[Part of a data file]
----
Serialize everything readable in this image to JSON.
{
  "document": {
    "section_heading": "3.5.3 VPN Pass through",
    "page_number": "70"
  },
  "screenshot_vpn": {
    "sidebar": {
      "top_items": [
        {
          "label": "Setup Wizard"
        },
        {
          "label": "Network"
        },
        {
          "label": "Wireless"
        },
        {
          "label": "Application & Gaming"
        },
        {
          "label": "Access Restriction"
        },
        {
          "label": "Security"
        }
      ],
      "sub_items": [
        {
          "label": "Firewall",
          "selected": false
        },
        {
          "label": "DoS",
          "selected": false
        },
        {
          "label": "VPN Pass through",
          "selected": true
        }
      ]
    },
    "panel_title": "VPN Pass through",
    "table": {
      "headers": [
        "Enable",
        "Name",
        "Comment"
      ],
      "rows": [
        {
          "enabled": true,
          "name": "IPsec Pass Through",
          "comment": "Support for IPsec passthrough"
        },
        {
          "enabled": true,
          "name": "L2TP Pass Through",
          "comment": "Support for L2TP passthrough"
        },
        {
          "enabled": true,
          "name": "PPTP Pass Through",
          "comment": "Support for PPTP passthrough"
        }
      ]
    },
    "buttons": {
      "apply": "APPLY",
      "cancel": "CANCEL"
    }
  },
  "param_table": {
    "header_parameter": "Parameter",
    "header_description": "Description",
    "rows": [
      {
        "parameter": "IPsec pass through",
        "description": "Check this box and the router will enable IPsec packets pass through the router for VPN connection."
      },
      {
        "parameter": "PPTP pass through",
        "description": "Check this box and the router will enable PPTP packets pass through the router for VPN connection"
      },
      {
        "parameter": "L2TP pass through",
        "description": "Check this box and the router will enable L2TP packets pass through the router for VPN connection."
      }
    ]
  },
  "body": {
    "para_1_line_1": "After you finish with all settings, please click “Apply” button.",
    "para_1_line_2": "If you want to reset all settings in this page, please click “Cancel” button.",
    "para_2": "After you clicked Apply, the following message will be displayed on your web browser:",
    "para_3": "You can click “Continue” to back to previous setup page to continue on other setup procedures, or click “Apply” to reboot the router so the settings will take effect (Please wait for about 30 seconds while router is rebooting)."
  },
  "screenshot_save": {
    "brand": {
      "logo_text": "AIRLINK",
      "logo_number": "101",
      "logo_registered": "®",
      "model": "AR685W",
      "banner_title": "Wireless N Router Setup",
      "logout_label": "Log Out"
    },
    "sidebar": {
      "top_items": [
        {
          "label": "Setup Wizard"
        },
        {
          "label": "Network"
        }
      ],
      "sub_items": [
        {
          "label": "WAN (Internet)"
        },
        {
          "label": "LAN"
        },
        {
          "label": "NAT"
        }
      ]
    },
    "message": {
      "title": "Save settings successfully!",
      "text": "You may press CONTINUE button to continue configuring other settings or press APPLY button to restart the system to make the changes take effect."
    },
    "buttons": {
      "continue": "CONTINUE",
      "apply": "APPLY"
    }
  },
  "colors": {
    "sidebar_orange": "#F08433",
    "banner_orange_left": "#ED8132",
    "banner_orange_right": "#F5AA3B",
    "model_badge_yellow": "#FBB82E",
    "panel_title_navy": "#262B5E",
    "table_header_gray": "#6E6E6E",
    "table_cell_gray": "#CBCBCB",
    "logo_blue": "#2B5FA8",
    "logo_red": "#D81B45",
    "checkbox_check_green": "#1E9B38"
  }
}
----
Extract all lines as given.

=== Output ===
Serialize everything readable in this image to JSON.
{
  "document": {
    "section_heading": "3.5.3 VPN Pass through",
    "page_number": "70"
  },
  "screenshot_vpn": {
    "sidebar": {
      "top_items": [
        {
          "label": "Setup Wizard"
        },
        {
          "label": "Network"
        },
        {
          "label": "Wireless"
        },
        {
          "label": "Application & Gaming"
        },
        {
          "label": "Access Restriction"
        },
        {
          "label": "Security"
        }
      ],
      "sub_items": [
        {
          "label": "Firewall",
          "selected": false
        },
        {
          "label": "DoS",
          "selected": false
        },
        {
          "label": "VPN Pass through",
          "selected": true
        }
      ]
    },
    "panel_title": "VPN Pass through",
    "table": {
      "headers": [
        "Enable",
        "Name",
        "Comment"
      ],
      "rows": [
        {
          "enabled": true,
          "name": "IPsec Pass Through",
          "comment": "Support for IPsec passthrough"
        },
        {
          "enabled": true,
          "name": "L2TP Pass Through",
          "comment": "Support for L2TP passthrough"
        },
        {
          "enabled": true,
          "name": "PPTP Pass Through",
          "comment": "Support for PPTP passthrough"
        }
      ]
    },
    "buttons": {
      "apply": "APPLY",
      "cancel": "CANCEL"
    }
  },
  "param_table": {
    "header_parameter": "Parameter",
    "header_description": "Description",
    "rows": [
      {
        "parameter": "IPsec pass through",
        "description": "Check this box and the router will enable IPsec packets pass through the router for VPN connection."
      },
      {
        "parameter": "PPTP pass through",
        "description": "Check this box and the router will enable PPTP packets pass through the router for VPN connection"
      },
      {
        "parameter": "L2TP pass through",
        "description": "Check this box and the router will enable L2TP packets pass through the router for VPN connection."
      }
    ]
  },
  "body": {
    "para_1_line_1": "After you finish with all settings, please click “Apply” button.",
    "para_1_line_2": "If you want to reset all settings in this page, please click “Cancel” button.",
    "para_2": "After you clicked Apply, the following message will be displayed on your web browser:",
    "para_3": "You can click “Continue” to back to previous setup page to continue on other setup procedures, or click “Apply” to reboot the router so the settings will take effect (Please wait for about 30 seconds while router is rebooting)."
  },
  "screenshot_save": {
    "brand": {
      "logo_text": "AIRLINK",
      "logo_number": "101",
      "logo_registered": "®",
      "model": "AR685W",
      "banner_title": "Wireless N Router Setup",
      "logout_label": "Log Out"
    },
    "sidebar": {
      "top_items": [
        {
          "label": "Setup Wizard"
        },
        {
          "label": "Network"
        }
      ],
      "sub_items": [
        {
          "label": "WAN (Internet)"
        },
        {
          "label": "LAN"
        },
        {
          "label": "NAT"
        }
      ]
    },
    "message": {
      "title": "Save settings successfully!",
      "text": "You may press CONTINUE button to continue configuring other settings or press APPLY button to restart the system to make the changes take effect."
    },
    "buttons": {
      "continue": "CONTINUE",
      "apply": "APPLY"
    }
  },
  "colors": {
    "sidebar_orange": "#F08433",
    "banner_orange_left": "#ED8132",
    "banner_orange_right": "#F5AA3B",
    "model_badge_yellow": "#FBB82E",
    "panel_title_navy": "#262B5E",
    "table_header_gray": "#6E6E6E",
    "table_cell_gray": "#CBCBCB",
    "logo_blue": "#2B5FA8",
    "logo_red": "#D81B45",
    "checkbox_check_green": "#1E9B38"
  }
}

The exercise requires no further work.